▸ **Instructions for the task**: Check each line of the material below for "prodromal", then copy the ones that contain it.

▸ **Material shown**:
★ ★ ★ ★

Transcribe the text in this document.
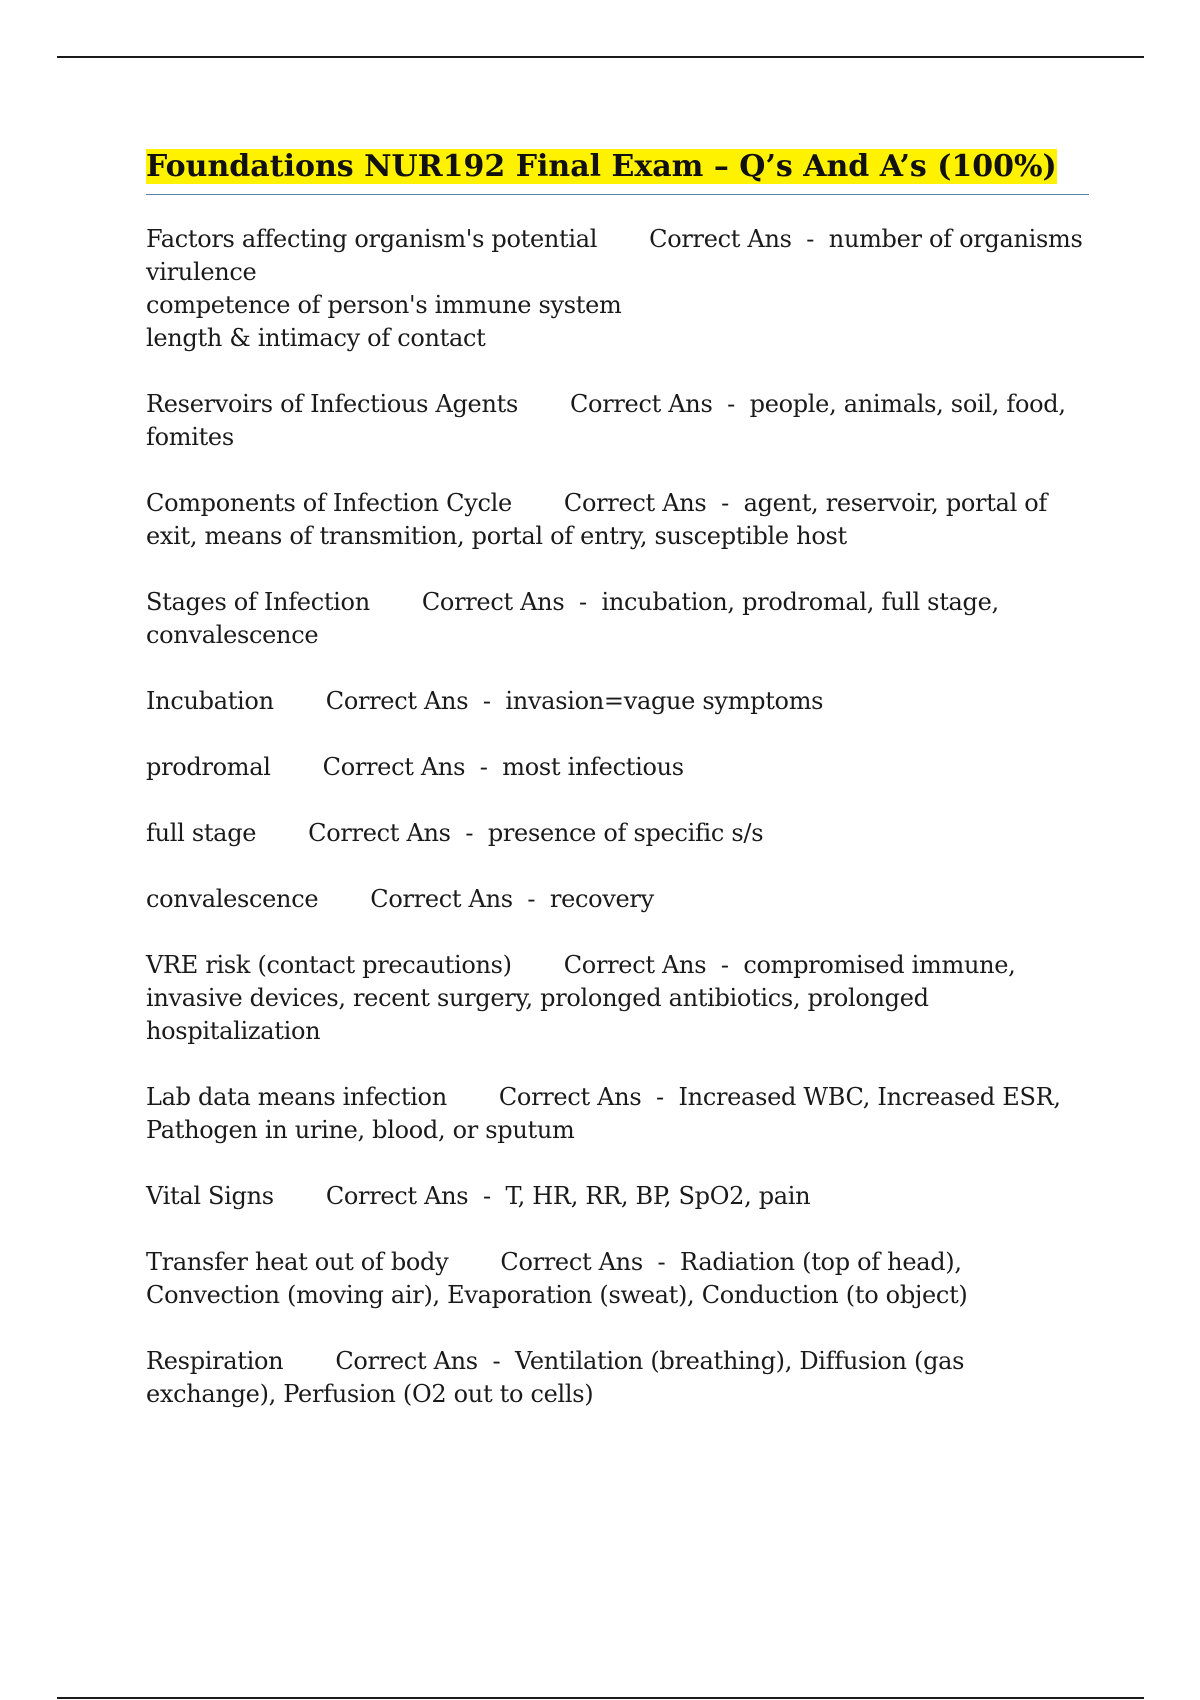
Foundations NUR192 Final Exam – Q’s And A’s (100%)
Factors affecting organism's potential Correct Ans - number of organisms
virulence
competence of person's immune system
length & intimacy of contact
Reservoirs of Infectious Agents Correct Ans - people, animals, soil, food, fomites
Components of Infection Cycle Correct Ans - agent, reservoir, portal of exit, means of transmition, portal of entry, susceptible host
Stages of Infection Correct Ans - incubation, prodromal, full stage, convalescence
Incubation Correct Ans - invasion=vague symptoms
prodromal Correct Ans - most infectious
full stage Correct Ans - presence of specific s/s
convalescence Correct Ans - recovery
VRE risk (contact precautions) Correct Ans - compromised immune, invasive devices, recent surgery, prolonged antibiotics, prolonged hospitalization
Lab data means infection Correct Ans - Increased WBC, Increased ESR, Pathogen in urine, blood, or sputum
Vital Signs Correct Ans - T, HR, RR, BP, SpO2, pain
Transfer heat out of body Correct Ans - Radiation (top of head), Convection (moving air), Evaporation (sweat), Conduction (to object)
Respiration Correct Ans - Ventilation (breathing), Diffusion (gas exchange), Perfusion (O2 out to cells)
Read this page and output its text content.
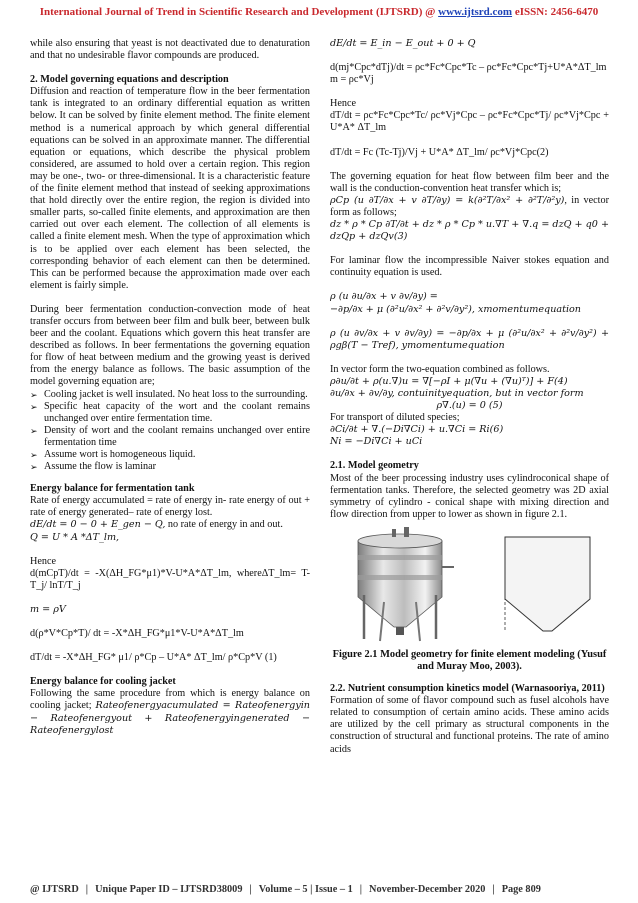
International Journal of Trend in Scientific Research and Development (IJTSRD) @ www.ijtsrd.com eISSN: 2456-6470

while also ensuring that yeast is not deactivated due to denaturation and that no undesirable flavor compounds are produced.

2. Model governing equations and description

Diffusion and reaction of temperature flow in the beer fermentation tank is integrated to an ordinary differential equation as written below. It can be solved by finite element method. The finite element method is a numerical approach by which general differential equations can be solved in an approximate manner. The differential equation or equations, which describe the physical problem considered, are assumed to hold over a certain region. This region may be one-, two- or three-dimensional. It is a characteristic feature of the finite element method that instead of seeking approximations that hold directly over the entire region, the region is divided into smaller parts, so-called finite elements, and approximation are then carried out over each element. The collection of all elements is called a finite element mesh. When the type of approximation which is to be applied over each element has been selected, the corresponding behavior of each element can then be determined. This can be performed because the approximation made over each element is fairly simple.

During beer fermentation conduction-convection mode of heat transfer occurs from between beer film and bulk beer, between bulk beer and the coolant. Equations which govern this heat transfer are described as follows. In beer fermentations the governing equation for flow of heat between medium and the growing yeast is derived from the energy balance as follows. The basic assumption of the model governing equation are;

➢ Cooling jacket is well insulated. No heat loss to the surrounding.

➢ Specific heat capacity of the wort and the coolant remains unchanged over entire fermentation time.

➢ Density of wort and the coolant remains unchanged over entire fermentation time

➢ Assume wort is homogeneous liquid.

➢ Assume the flow is laminar

Energy balance for fermentation tank

Rate of energy accumulated = rate of energy in- rate energy of out + rate of energy generated– rate of energy lost.

dE/dt = 0 − 0 + E_gen − Q, no rate of energy in and out.

Q = U * A *ΔT_lm,

Hence

d(mCpT)/dt = -X(ΔH_FG*μ1)*V-U*A*ΔT_lm, whereΔT_lm= T-T_j/ lnT/T_j

m = ρV

d(ρ*V*Cp*T)/ dt = -X*ΔH_FG*μ1*V-U*A*ΔT_lm

dT/dt = -X*ΔH_FG* μ1/ ρ*Cp – U*A* ΔT_lm/ ρ*Cp*V (1)

Energy balance for cooling jacket

Following the same procedure from which is energy balance on cooling jacket; Rateofenergyacumulated = Rateofenergyin − Rateofenergyout + Rateofenergyingenerated − Rateofenergylost

dE/dt = E_in − E_out + 0 + Q

d(mj*Cpc*dTj)/dt = ρc*Fc*Cpc*Tc – ρc*Fc*Cpc*Tj+U*A*ΔT_lm

m = ρc*Vj

Hence

dT/dt = ρc*Fc*Cpc*Tc/ ρc*Vj*Cpc – ρc*Fc*Cpc*Tj/ ρc*Vj*Cpc + U*A* ΔT_lm

dT/dt = Fc (Tc-Tj)/Vj + U*A* ΔT_lm/ ρc*Vj*Cpc(2)

The governing equation for heat flow between film beer and the wall is the conduction-convention heat transfer which is;

ρCp (u ∂T/∂x + v ∂T/∂y) = k(∂²T/∂x² + ∂²T/∂²y), in vector form as follows;

dz * ρ * Cp ∂T/∂t + dz * ρ * Cp * u.∇T + ∇.q = dzQ + q0 + dzQp + dzQv(3)

For laminar flow the incompressible Naiver stokes equation and continuity equation is used.

ρ (u ∂u/∂x + v ∂v/∂y) =

−∂p/∂x + μ (∂²u/∂x² + ∂²v/∂y²), xmomentumequation

ρ (u ∂v/∂x + v ∂v/∂y) = −∂p/∂x + μ (∂²u/∂x² + ∂²v/∂y²) + ρgβ(T − Tref), ymomentumequation

In vector form the two-equation combined as follows.

ρ∂u/∂t + ρ(u.∇)u = ∇[−ρI + μ(∇u + (∇u)ᵀ)] + F(4)

∂u/∂x + ∂v/∂y, contuinityequation, but in vector form

ρ∇.(u) = 0 (5)

For transport of diluted species;

∂Ci/∂t + ∇.(−Di∇Ci) + u.∇Ci = Ri(6)

Ni = −Di∇Ci + uCi

2.1. Model geometry

Most of the beer processing industry uses cylindroconical shape of fermentation tanks. Therefore, the selected geometry was 2D axial symmetry of cylindro - conical shape with mixing direction and flow direction from upper to lower as shown in figure 2.1.

Figure 2.1 Model geometry for finite element modeling (Yusuf and Muray Moo, 2003).

2.2. Nutrient consumption kinetics model (Warnasooriya, 2011)

Formation of some of flavor compound such as fusel alcohols have related to consumption of certain amino acids. These amino acids are utilized by the cell primary as structural components in the construction of structural and functional proteins. The rate of amino acids

@ IJTSRD | Unique Paper ID – IJTSRD38009 | Volume – 5 | Issue – 1 | November-December 2020 | Page 809
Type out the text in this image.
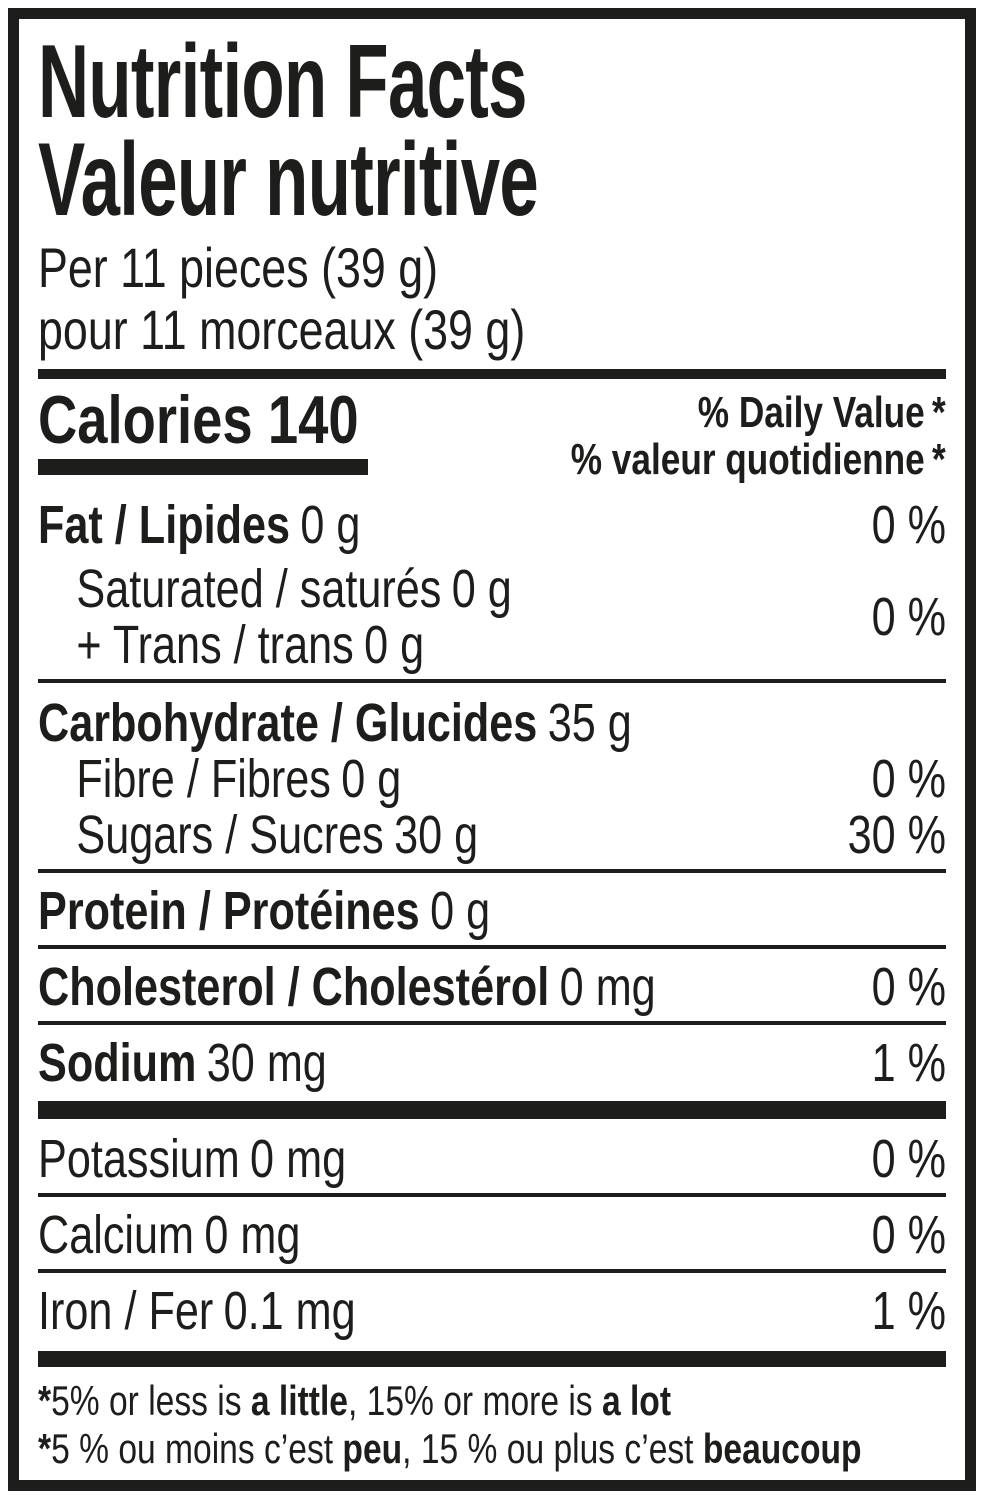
Nutrition Facts
Valeur nutritive
Per 11 pieces (39 g)
pour 11 morceaux (39 g)
Calories 140	% Daily Value *
% valeur quotidienne *
Fat / Lipides 0 g	0 %
Saturated / saturés 0 g
+ Trans / trans 0 g	0 %
Carbohydrate / Glucides 35 g
Fibre / Fibres 0 g	0 %
Sugars / Sucres 30 g	30 %
Protein / Protéines 0 g
Cholesterol / Cholestérol 0 mg	0 %
Sodium 30 mg	1 %
Potassium 0 mg	0 %
Calcium 0 mg	0 %
Iron / Fer 0.1 mg	1 %
*5% or less is a little, 15% or more is a lot
*5 % ou moins c’est peu, 15 % ou plus c’est beaucoup
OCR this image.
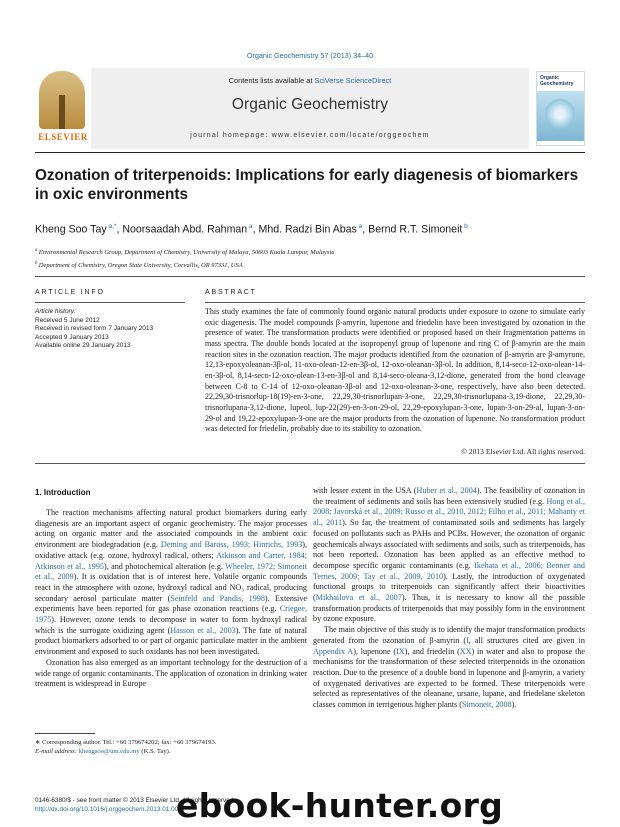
Organic Geochemistry 57 (2013) 34–40
ELSEVIER
Contents lists available at SciVerse ScienceDirect
Organic Geochemistry
journal homepage: www.elsevier.com/locate/orggeochem
Organic Geochemistry
Ozonation of triterpenoids: Implications for early diagenesis of biomarkers in oxic environments
Kheng Soo Tay $^{a,*}$, Noorsaadah Abd. Rahman $^a$, Mhd. Radzi Bin Abas $^a$, Bernd R.T. Simoneit $^b$
$^a$ Environmental Research Group, Department of Chemistry, University of Malaya, 50603 Kuala Lumpur, Malaysia
$^b$ Department of Chemistry, Oregon State University, Corvallis, OR 97331, USA
ARTICLE INFO
Article history:
Received 5 June 2012
Received in revised form 7 January 2013
Accepted 9 January 2013
Available online 29 January 2013
ABSTRACT
This study examines the fate of commonly found organic natural products under exposure to ozone to simulate early oxic diagenesis. The model compounds β-amyrin, lupenone and friedelin have been investigated by ozonation in the presence of water. The transformation products were identified or proposed based on their fragmentation patterns in mass spectra. The double bonds located at the isopropenyl group of lupenone and ring C of β-amyrin are the main reaction sites in the ozonation reaction. The major products identified from the ozonation of β-amyrin are β-amyrone, 12,13-epoxyoleanan-3β-ol, 11-oxo-olean-12-en-3β-ol, 12-oxo-oleanan-3β-ol. In addition, 8,14-seco-12-oxo-olean-14-en-3β-ol, 8,14-seco-12-oxo-olean-13-en-3β-ol and 8,14-seco-oleana-3,12-dione, generated from the bond cleavage between C-8 to C-14 of 12-oxo-oleanan-3β-ol and 12-oxo-oleanan-3-one, respectively, have also been detected. 22,29,30-trisnorlup-18(19)-en-3-one, 22,29,30-trisnorlupan-3-one, 22,29,30-trisnorlupana-3,19-dione, 22,29,30-trisnorlupana-3,12-dione, lupeol, lup-22(29)-en-3-on-29-ol, 22,29-epoxylupan-3-one, lupan-3-on-29-al, lupan-3-on-29-ol and 19,22-epoxylupan-3-one are the major products from the ozonation of lupenone. No transformation product was detected for friedelin, probably due to its stability to ozonation.
© 2013 Elsevier Ltd. All rights reserved.
1. Introduction

The reaction mechanisms affecting natural product biomarkers during early diagenesis are an important aspect of organic geochemistry. The major processes acting on organic matter and the associated compounds in the ambient oxic environment are biodegradation (e.g. Deming and Baross, 1993; Hinrichs, 1993), oxidative attack (e.g. ozone, hydroxyl radical, others; Atkinson and Carter, 1984; Atkinson et al., 1995), and photochemical alteration (e.g. Wheeler, 1972; Simoneit et al., 2009). It is oxidation that is of interest here. Volatile organic compounds react in the atmosphere with ozone, hydroxyl radical and NO₃ radical, producing secondary aerosol particulate matter (Seinfeld and Pandis, 1998). Extensive experiments have been reported for gas phase ozonation reactions (e.g. Criegee, 1975). However, ozone tends to decompose in water to form hydroxyl radical which is the surrogate oxidizing agent (Hasson et al., 2003). The fate of natural product biomarkers adsorbed to or part of organic particulate matter in the ambient environment and exposed to such oxidants has not been investigated.

Ozonation has also emerged as an important technology for the destruction of a wide range of organic contaminants. The application of ozonation in drinking water treatment is widespread in Europe

with lesser extent in the USA (Huber et al., 2004). The feasibility of ozonation in the treatment of sediments and soils has been extensively studied (e.g. Hong et al., 2008; Javorská et al., 2009; Russo et al., 2010, 2012; Filho et al., 2011; Mahanty et al., 2011). So far, the treatment of contaminated soils and sediments has largely focused on pollutants such as PAHs and PCBs. However, the ozonation of organic geochemicals always associated with sediments and soils, such as triterpenoids, has not been reported. Ozonation has been applied as an effective method to decompose specific organic contaminants (e.g. Ikehata et al., 2006; Benner and Ternes, 2009; Tay et al., 2009, 2010). Lastly, the introduction of oxygenated functional groups to triterpenoids can significantly affect their bioactivities (Mikhailova et al., 2007). Thus, it is necessary to know all the possible transformation products of triterpenoids that may possibly form in the environment by ozone exposure.

The main objective of this study is to identify the major transformation products generated from the ozonation of β-amyrin (I, all structures cited are given in Appendix A), lupenone (IX), and friedelin (XX) in water and also to propose the mechanisms for the transformation of these selected triterpenoids in the ozonation reaction. Due to the presence of a double bond in lupenone and β-amyrin, a variety of oxygenated derivatives are expected to be formed. These triterpenoids were selected as representatives of the oleanane, ursane, lupane, and friedelane skeleton classes common in terrigenous higher plants (Simoneit, 2008).

∗ Corresponding author. Tel.: +60 379674202; fax: +60 379674193.
E-mail address: khengsoo@um.edu.my (K.S. Tay).
0146-6380/$ - see front matter © 2013 Elsevier Ltd. All rights reserved.
http://dx.doi.org/10.1016/j.orggeochem.2013.01.004
ebook-hunter.org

★ ★ ★ ★

▸ **Expected output**:
Stages of Infection Correct Ans - incubation, prodromal, full stage, convalescence
prodromal Correct Ans - most infectious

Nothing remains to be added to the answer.